>> Start DATASET RECORDS

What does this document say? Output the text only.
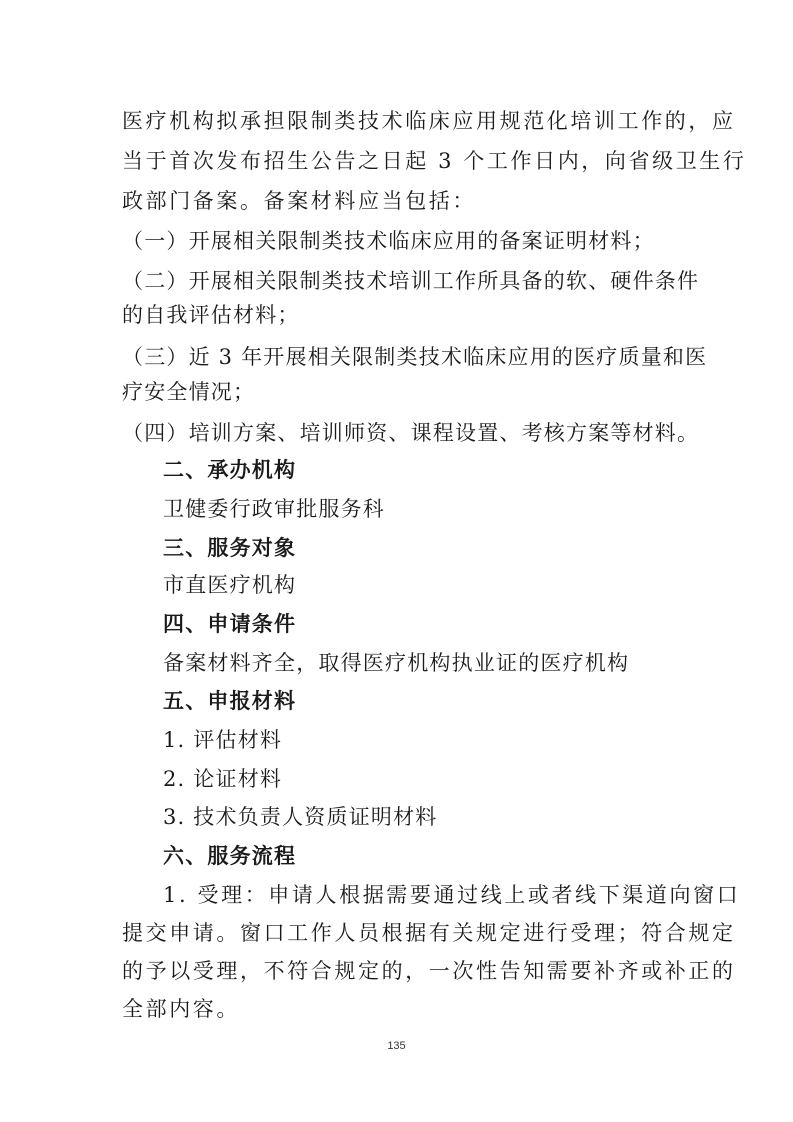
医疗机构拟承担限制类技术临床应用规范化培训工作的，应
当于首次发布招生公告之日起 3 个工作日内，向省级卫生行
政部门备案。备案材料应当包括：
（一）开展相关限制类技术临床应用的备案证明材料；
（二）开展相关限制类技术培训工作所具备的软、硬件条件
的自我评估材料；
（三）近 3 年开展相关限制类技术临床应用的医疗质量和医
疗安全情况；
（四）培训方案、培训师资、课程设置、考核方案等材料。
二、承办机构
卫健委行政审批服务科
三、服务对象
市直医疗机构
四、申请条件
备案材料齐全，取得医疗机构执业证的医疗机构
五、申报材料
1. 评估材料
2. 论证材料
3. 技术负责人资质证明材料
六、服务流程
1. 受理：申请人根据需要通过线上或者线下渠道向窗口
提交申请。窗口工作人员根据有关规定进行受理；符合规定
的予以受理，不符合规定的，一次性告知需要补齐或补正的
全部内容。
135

>> End DATASET RECORDS

■ **STATED GOAL**:
Transcribe the material as is, with images omitted.

■ **ANSWER FOR THE TASK**:
What does this document say? Output the text only.
医疗机构拟承担限制类技术临床应用规范化培训工作的，应
当于首次发布招生公告之日起 3 个工作日内，向省级卫生行
政部门备案。备案材料应当包括：
（一）开展相关限制类技术临床应用的备案证明材料；
（二）开展相关限制类技术培训工作所具备的软、硬件条件
的自我评估材料；
（三）近 3 年开展相关限制类技术临床应用的医疗质量和医
疗安全情况；
（四）培训方案、培训师资、课程设置、考核方案等材料。
二、承办机构
卫健委行政审批服务科
三、服务对象
市直医疗机构
四、申请条件
备案材料齐全，取得医疗机构执业证的医疗机构
五、申报材料
1. 评估材料
2. 论证材料
3. 技术负责人资质证明材料
六、服务流程
1. 受理：申请人根据需要通过线上或者线下渠道向窗口
提交申请。窗口工作人员根据有关规定进行受理；符合规定
的予以受理，不符合规定的，一次性告知需要补齐或补正的
全部内容。
135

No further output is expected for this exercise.